Stated exercise –
Each line below should be reproduced without any alteration.

[Start Records for this exercise]

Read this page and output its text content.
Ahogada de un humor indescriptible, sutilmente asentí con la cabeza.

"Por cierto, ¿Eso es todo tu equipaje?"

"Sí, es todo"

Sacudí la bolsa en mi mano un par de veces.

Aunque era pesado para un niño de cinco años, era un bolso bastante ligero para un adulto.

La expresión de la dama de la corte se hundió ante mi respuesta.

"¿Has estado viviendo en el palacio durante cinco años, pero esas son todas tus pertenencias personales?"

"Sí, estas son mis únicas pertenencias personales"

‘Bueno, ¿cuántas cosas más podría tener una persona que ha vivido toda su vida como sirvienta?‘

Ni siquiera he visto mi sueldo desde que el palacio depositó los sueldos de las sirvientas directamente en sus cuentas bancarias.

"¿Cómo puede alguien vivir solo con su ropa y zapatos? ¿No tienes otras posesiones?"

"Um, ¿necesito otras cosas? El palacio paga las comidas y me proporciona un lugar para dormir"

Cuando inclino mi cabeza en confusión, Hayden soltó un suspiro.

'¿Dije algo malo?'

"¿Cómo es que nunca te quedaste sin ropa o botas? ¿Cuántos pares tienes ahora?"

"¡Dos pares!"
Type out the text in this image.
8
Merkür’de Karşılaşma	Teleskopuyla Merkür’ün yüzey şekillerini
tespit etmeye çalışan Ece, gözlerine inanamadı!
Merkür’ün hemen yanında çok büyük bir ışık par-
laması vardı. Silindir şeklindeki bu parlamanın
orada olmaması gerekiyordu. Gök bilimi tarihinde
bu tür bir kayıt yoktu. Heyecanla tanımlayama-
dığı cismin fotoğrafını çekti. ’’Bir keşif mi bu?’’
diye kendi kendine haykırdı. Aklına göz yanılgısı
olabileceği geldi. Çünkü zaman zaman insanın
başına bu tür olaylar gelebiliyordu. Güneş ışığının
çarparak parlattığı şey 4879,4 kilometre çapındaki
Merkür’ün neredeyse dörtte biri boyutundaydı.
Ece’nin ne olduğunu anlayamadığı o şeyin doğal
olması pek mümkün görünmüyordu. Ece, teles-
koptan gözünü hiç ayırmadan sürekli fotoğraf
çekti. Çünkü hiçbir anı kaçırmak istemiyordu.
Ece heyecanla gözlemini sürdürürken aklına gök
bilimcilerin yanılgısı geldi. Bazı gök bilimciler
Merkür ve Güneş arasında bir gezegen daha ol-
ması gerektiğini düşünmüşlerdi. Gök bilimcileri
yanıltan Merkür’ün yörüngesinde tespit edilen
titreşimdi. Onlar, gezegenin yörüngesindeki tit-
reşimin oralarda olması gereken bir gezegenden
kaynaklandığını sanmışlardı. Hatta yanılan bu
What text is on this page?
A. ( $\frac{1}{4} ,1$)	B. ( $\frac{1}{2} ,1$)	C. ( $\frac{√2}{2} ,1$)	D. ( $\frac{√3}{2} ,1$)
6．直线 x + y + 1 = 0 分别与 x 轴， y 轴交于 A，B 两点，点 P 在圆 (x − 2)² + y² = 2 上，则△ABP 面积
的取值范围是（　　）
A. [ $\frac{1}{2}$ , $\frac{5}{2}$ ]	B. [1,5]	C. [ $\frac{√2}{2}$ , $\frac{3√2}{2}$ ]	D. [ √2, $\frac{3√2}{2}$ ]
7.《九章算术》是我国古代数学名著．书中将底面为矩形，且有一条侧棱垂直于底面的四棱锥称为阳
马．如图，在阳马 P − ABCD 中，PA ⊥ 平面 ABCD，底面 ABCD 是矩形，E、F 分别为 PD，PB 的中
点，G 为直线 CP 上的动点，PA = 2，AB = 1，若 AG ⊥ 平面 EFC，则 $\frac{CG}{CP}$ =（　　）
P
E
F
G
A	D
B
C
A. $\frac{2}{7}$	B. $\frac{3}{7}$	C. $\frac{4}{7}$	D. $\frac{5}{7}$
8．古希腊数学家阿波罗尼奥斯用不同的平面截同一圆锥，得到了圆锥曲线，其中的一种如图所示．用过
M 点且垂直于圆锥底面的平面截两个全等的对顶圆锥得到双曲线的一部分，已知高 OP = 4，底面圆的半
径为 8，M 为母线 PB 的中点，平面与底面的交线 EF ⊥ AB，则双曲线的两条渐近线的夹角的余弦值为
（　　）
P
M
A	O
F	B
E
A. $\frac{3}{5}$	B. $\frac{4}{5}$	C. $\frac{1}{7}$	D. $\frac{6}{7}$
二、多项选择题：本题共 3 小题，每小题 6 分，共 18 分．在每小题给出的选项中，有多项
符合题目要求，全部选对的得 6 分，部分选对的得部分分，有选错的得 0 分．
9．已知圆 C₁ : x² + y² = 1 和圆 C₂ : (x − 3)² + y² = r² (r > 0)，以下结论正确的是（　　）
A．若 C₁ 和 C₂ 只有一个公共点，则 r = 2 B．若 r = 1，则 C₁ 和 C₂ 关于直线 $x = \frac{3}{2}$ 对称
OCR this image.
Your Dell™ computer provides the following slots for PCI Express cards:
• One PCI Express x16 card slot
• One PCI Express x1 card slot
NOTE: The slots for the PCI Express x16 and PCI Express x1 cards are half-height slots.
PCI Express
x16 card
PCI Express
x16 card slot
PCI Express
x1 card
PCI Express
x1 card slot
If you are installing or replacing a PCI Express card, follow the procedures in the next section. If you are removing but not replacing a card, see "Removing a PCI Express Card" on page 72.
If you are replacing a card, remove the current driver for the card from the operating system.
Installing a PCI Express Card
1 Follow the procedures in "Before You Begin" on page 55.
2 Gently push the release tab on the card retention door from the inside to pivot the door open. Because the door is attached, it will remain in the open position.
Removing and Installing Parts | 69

[End Records for this exercise]

Response to this task –
Read this page and output its text content.
Ahogada de un humor indescriptible, sutilmente asentí con la cabeza.

"Por cierto, ¿Eso es todo tu equipaje?"

"Sí, es todo"

Sacudí la bolsa en mi mano un par de veces.

Aunque era pesado para un niño de cinco años, era un bolso bastante ligero para un adulto.

La expresión de la dama de la corte se hundió ante mi respuesta.

"¿Has estado viviendo en el palacio durante cinco años, pero esas son todas tus pertenencias personales?"

"Sí, estas son mis únicas pertenencias personales"

‘Bueno, ¿cuántas cosas más podría tener una persona que ha vivido toda su vida como sirvienta?‘

Ni siquiera he visto mi sueldo desde que el palacio depositó los sueldos de las sirvientas directamente en sus cuentas bancarias.

"¿Cómo puede alguien vivir solo con su ropa y zapatos? ¿No tienes otras posesiones?"

"Um, ¿necesito otras cosas? El palacio paga las comidas y me proporciona un lugar para dormir"

Cuando inclino mi cabeza en confusión, Hayden soltó un suspiro.

'¿Dije algo malo?'

"¿Cómo es que nunca te quedaste sin ropa o botas? ¿Cuántos pares tienes ahora?"

"¡Dos pares!"
Type out the text in this image.
8
Merkür’de Karşılaşma	Teleskopuyla Merkür’ün yüzey şekillerini
tespit etmeye çalışan Ece, gözlerine inanamadı!
Merkür’ün hemen yanında çok büyük bir ışık par-
laması vardı. Silindir şeklindeki bu parlamanın
orada olmaması gerekiyordu. Gök bilimi tarihinde
bu tür bir kayıt yoktu. Heyecanla tanımlayama-
dığı cismin fotoğrafını çekti. ’’Bir keşif mi bu?’’
diye kendi kendine haykırdı. Aklına göz yanılgısı
olabileceği geldi. Çünkü zaman zaman insanın
başına bu tür olaylar gelebiliyordu. Güneş ışığının
çarparak parlattığı şey 4879,4 kilometre çapındaki
Merkür’ün neredeyse dörtte biri boyutundaydı.
Ece’nin ne olduğunu anlayamadığı o şeyin doğal
olması pek mümkün görünmüyordu. Ece, teles-
koptan gözünü hiç ayırmadan sürekli fotoğraf
çekti. Çünkü hiçbir anı kaçırmak istemiyordu.
Ece heyecanla gözlemini sürdürürken aklına gök
bilimcilerin yanılgısı geldi. Bazı gök bilimciler
Merkür ve Güneş arasında bir gezegen daha ol-
ması gerektiğini düşünmüşlerdi. Gök bilimcileri
yanıltan Merkür’ün yörüngesinde tespit edilen
titreşimdi. Onlar, gezegenin yörüngesindeki tit-
reşimin oralarda olması gereken bir gezegenden
kaynaklandığını sanmışlardı. Hatta yanılan bu
What text is on this page?
A. ( $\frac{1}{4} ,1$)	B. ( $\frac{1}{2} ,1$)	C. ( $\frac{√2}{2} ,1$)	D. ( $\frac{√3}{2} ,1$)
6．直线 x + y + 1 = 0 分别与 x 轴， y 轴交于 A，B 两点，点 P 在圆 (x − 2)² + y² = 2 上，则△ABP 面积
的取值范围是（　　）
A. [ $\frac{1}{2}$ , $\frac{5}{2}$ ]	B. [1,5]	C. [ $\frac{√2}{2}$ , $\frac{3√2}{2}$ ]	D. [ √2, $\frac{3√2}{2}$ ]
7.《九章算术》是我国古代数学名著．书中将底面为矩形，且有一条侧棱垂直于底面的四棱锥称为阳
马．如图，在阳马 P − ABCD 中，PA ⊥ 平面 ABCD，底面 ABCD 是矩形，E、F 分别为 PD，PB 的中
点，G 为直线 CP 上的动点，PA = 2，AB = 1，若 AG ⊥ 平面 EFC，则 $\frac{CG}{CP}$ =（　　）
P
E
F
G
A	D
B
C
A. $\frac{2}{7}$	B. $\frac{3}{7}$	C. $\frac{4}{7}$	D. $\frac{5}{7}$
8．古希腊数学家阿波罗尼奥斯用不同的平面截同一圆锥，得到了圆锥曲线，其中的一种如图所示．用过
M 点且垂直于圆锥底面的平面截两个全等的对顶圆锥得到双曲线的一部分，已知高 OP = 4，底面圆的半
径为 8，M 为母线 PB 的中点，平面与底面的交线 EF ⊥ AB，则双曲线的两条渐近线的夹角的余弦值为
（　　）
P
M
A	O
F	B
E
A. $\frac{3}{5}$	B. $\frac{4}{5}$	C. $\frac{1}{7}$	D. $\frac{6}{7}$
二、多项选择题：本题共 3 小题，每小题 6 分，共 18 分．在每小题给出的选项中，有多项
符合题目要求，全部选对的得 6 分，部分选对的得部分分，有选错的得 0 分．
9．已知圆 C₁ : x² + y² = 1 和圆 C₂ : (x − 3)² + y² = r² (r > 0)，以下结论正确的是（　　）
A．若 C₁ 和 C₂ 只有一个公共点，则 r = 2 B．若 r = 1，则 C₁ 和 C₂ 关于直线 $x = \frac{3}{2}$ 对称
OCR this image.
Your Dell™ computer provides the following slots for PCI Express cards:
• One PCI Express x16 card slot
• One PCI Express x1 card slot
NOTE: The slots for the PCI Express x16 and PCI Express x1 cards are half-height slots.
PCI Express
x16 card
PCI Express
x16 card slot
PCI Express
x1 card
PCI Express
x1 card slot
If you are installing or replacing a PCI Express card, follow the procedures in the next section. If you are removing but not replacing a card, see "Removing a PCI Express Card" on page 72.
If you are replacing a card, remove the current driver for the card from the operating system.
Installing a PCI Express Card
1 Follow the procedures in "Before You Begin" on page 55.
2 Gently push the release tab on the card retention door from the inside to pivot the door open. Because the door is attached, it will remain in the open position.
Removing and Installing Parts | 69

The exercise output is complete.